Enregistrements
☆ ☆ ☆ ☆ ☆ ☆ ☆

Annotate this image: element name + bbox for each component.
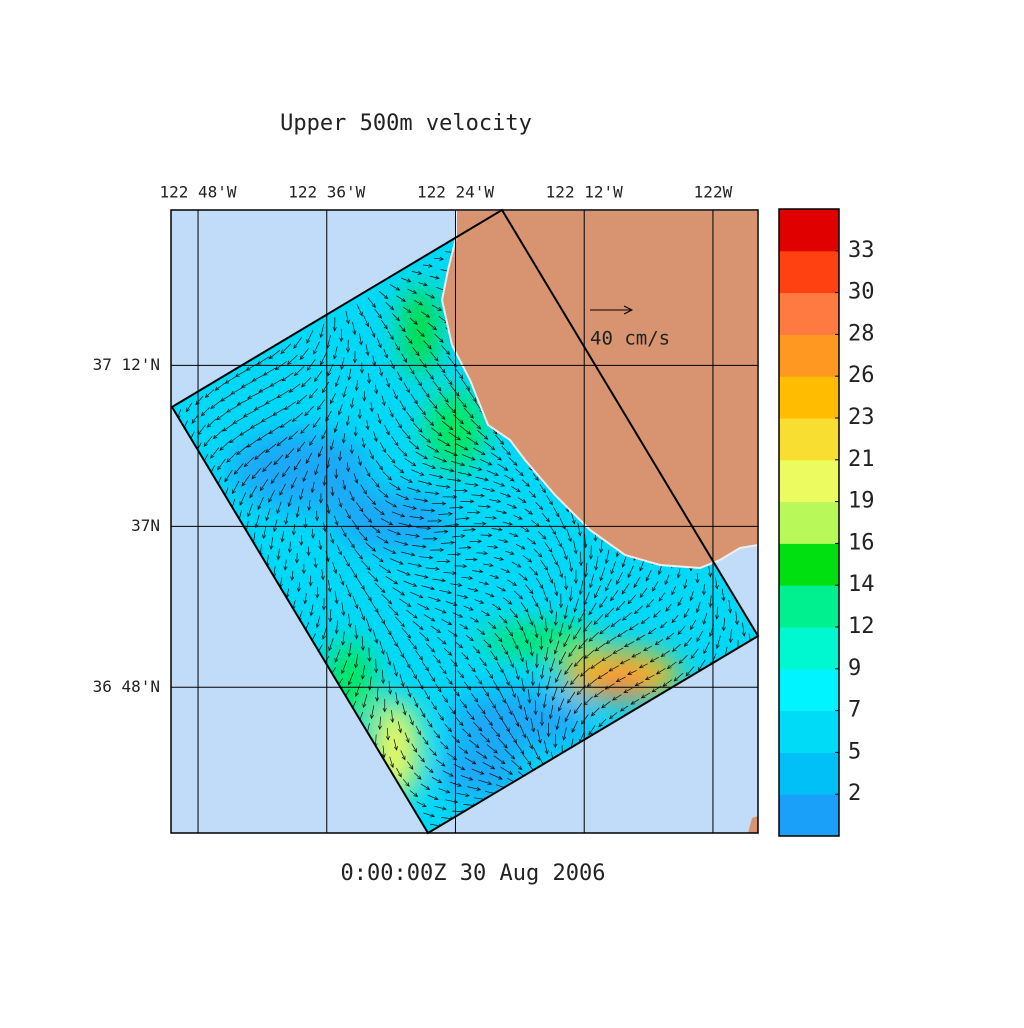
- colorbar-band: [779, 418, 839, 461]
- colorbar-label: 30: [848, 280, 875, 305]
- title: Upper 500m velocity: [280, 111, 532, 136]
- x-tick-label: 122 48'W: [160, 183, 237, 202]
- colorbar-label: 12: [848, 614, 875, 639]
- scale-label: 40 cm/s: [590, 328, 670, 350]
- land: [748, 816, 758, 833]
- y-tick-label: 37N: [131, 516, 160, 535]
- x-tick-label: 122 12'W: [546, 183, 623, 202]
- colorbar-band: [779, 794, 839, 837]
- colorbar-label: 16: [848, 530, 875, 555]
- colorbar-band: [779, 710, 839, 753]
- colorbar-band: [779, 376, 839, 419]
- colorbar-label: 33: [848, 238, 875, 263]
- colorbar-label: 23: [848, 405, 875, 430]
- x-tick-label: 122 36'W: [288, 183, 365, 202]
- colorbar-label: 28: [848, 321, 875, 346]
- colorbar-label: 26: [848, 363, 875, 388]
- y-tick-label: 37 12'N: [93, 355, 160, 374]
- x-tick-label: 122W: [694, 183, 733, 202]
- colorbar-band: [779, 752, 839, 795]
- x-tick-label: 122 24'W: [417, 183, 494, 202]
- colorbar-label: 21: [848, 447, 875, 472]
- colorbar-band: [779, 209, 839, 252]
- colorbar-label: 9: [848, 656, 861, 681]
- colorbar-band: [779, 585, 839, 628]
- colorbar-band: [779, 334, 839, 377]
- y-tick-label: 36 48'N: [93, 677, 160, 696]
- colorbar-label: 19: [848, 489, 875, 514]
- colorbar-frame: [778, 208, 840, 837]
- colorbar-band: [779, 501, 839, 544]
- timestamp: 0:00:00Z 30 Aug 2006: [341, 861, 606, 886]
- colorbar-label: 2: [848, 781, 861, 806]
- colorbar-band: [779, 668, 839, 712]
- colorbar-label: 7: [848, 698, 861, 723]
- colorbar-band: [779, 543, 839, 586]
- scale-arrow-head: [623, 305, 634, 315]
- colorbar-band: [779, 459, 839, 503]
- colorbar-label: 5: [848, 739, 861, 764]
- colorbar-band: [779, 292, 839, 335]
- colorbar-band: [779, 250, 839, 294]
- map-frame: [170, 209, 759, 834]
- colorbar-label: 14: [848, 572, 875, 597]
- colorbar-band: [779, 627, 839, 670]
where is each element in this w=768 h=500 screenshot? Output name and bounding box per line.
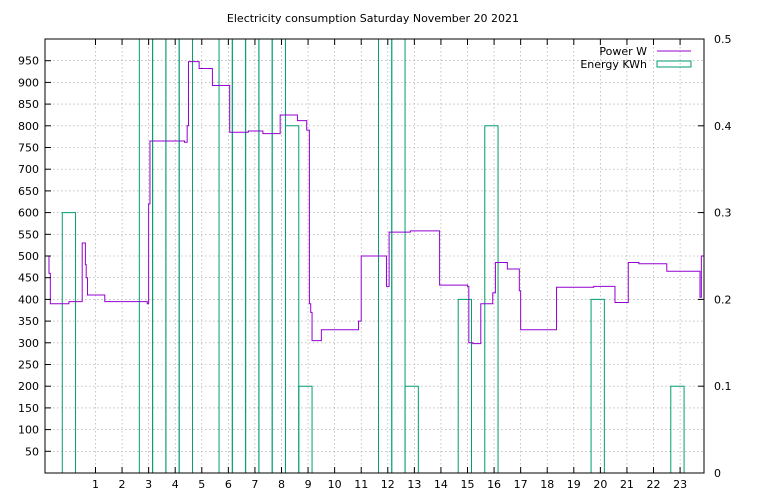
x-tick-label: 16	[487, 478, 501, 491]
y-tick-label: 800	[18, 120, 39, 133]
power-w-series	[45, 61, 704, 345]
y2-tick-label: 0.5	[714, 33, 732, 46]
legend-swatch-energy	[656, 60, 692, 68]
y-tick-label: 550	[18, 228, 39, 241]
y-tick-label: 600	[18, 207, 39, 220]
y-tick-label: 950	[18, 55, 39, 68]
axis-ticks	[45, 38, 704, 474]
legend-label-energy: Energy KWh	[580, 58, 647, 71]
y-tick-label: 750	[18, 142, 39, 155]
y2-tick-label: 0.2	[714, 293, 732, 306]
x-tick-label: 23	[673, 478, 687, 491]
y2-tick-label: 0.3	[714, 207, 732, 220]
y-tick-label: 200	[18, 380, 39, 393]
x-tick-label: 3	[145, 478, 152, 491]
energy-bar	[245, 38, 260, 473]
x-tick-label: 17	[514, 478, 528, 491]
x-tick-label: 13	[407, 478, 421, 491]
energy-bar	[61, 212, 77, 473]
energy-bar	[590, 298, 605, 473]
legend-label-power: Power W	[599, 45, 647, 58]
energy-bar	[298, 385, 313, 473]
legend: Power W Energy KWh	[580, 45, 692, 71]
x-tick-label: 9	[305, 478, 312, 491]
y2-tick-label: 0	[714, 467, 721, 480]
axis-tick-labels: 1 2 3 4 5 6 7 8 9 10 11 12 13 14 15 16 17 18 19 20 21 22 23501…	[18, 33, 732, 491]
y-tick-label: 250	[18, 359, 39, 372]
x-tick-label: 19	[567, 478, 581, 491]
x-tick-label: 12	[381, 478, 395, 491]
y-tick-label: 650	[18, 185, 39, 198]
x-tick-label: 11	[354, 478, 368, 491]
x-tick-label: 5	[198, 478, 205, 491]
energy-bar	[457, 298, 472, 473]
y-tick-label: 100	[18, 424, 39, 437]
y-tick-label: 700	[18, 163, 39, 176]
y2-tick-label: 0.4	[714, 120, 732, 133]
x-tick-label: 1	[92, 478, 99, 491]
power-line	[45, 61, 704, 345]
x-tick-label: 15	[461, 478, 475, 491]
y2-tick-label: 0.1	[714, 380, 732, 393]
energy-bar	[284, 125, 300, 473]
y-tick-label: 300	[18, 337, 39, 350]
x-tick-label: 21	[620, 478, 634, 491]
x-tick-label: 20	[593, 478, 607, 491]
x-tick-label: 8	[278, 478, 285, 491]
x-tick-label: 7	[251, 478, 258, 491]
x-tick-label: 4	[172, 478, 179, 491]
energy-bar	[670, 385, 685, 473]
y-tick-label: 50	[25, 445, 39, 458]
x-tick-label: 2	[119, 478, 126, 491]
y-tick-label: 900	[18, 76, 39, 89]
x-tick-label: 14	[434, 478, 448, 491]
chart-title: Electricity consumption Saturday Novembe…	[227, 12, 519, 25]
x-tick-label: 10	[328, 478, 342, 491]
y-tick-label: 500	[18, 250, 39, 263]
y-tick-label: 450	[18, 272, 39, 285]
y-tick-label: 150	[18, 402, 39, 415]
x-tick-label: 22	[647, 478, 661, 491]
grid-lines	[45, 39, 704, 473]
energy-bar	[484, 125, 499, 473]
y-tick-label: 400	[18, 293, 39, 306]
y-tick-label: 850	[18, 98, 39, 111]
x-tick-label: 18	[540, 478, 554, 491]
x-tick-label: 6	[225, 478, 232, 491]
energy-bar	[404, 385, 419, 473]
energy-bar	[152, 38, 167, 473]
y-tick-label: 350	[18, 315, 39, 328]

☆ ☆ ☆ ☆ ☆ ☆ ☆

Recopiez sans rien changer la partie des enregistrements ci-dessus qui commence par la ligne contenant « 478, 501, 491] » et se termine par la ligne contenant « 293, 732, 306] », ces deux lignes comprises.

x-tick-label: 16	[487, 478, 501, 491]
y-tick-label: 800	[18, 120, 39, 133]
power-w-series	[45, 61, 704, 345]
y2-tick-label: 0.5	[714, 33, 732, 46]
legend-swatch-energy	[656, 60, 692, 68]
y-tick-label: 550	[18, 228, 39, 241]
y-tick-label: 600	[18, 207, 39, 220]
y-tick-label: 950	[18, 55, 39, 68]
axis-ticks	[45, 38, 704, 474]
legend-label-energy: Energy KWh	[580, 58, 647, 71]
y-tick-label: 750	[18, 142, 39, 155]
y2-tick-label: 0.2	[714, 293, 732, 306]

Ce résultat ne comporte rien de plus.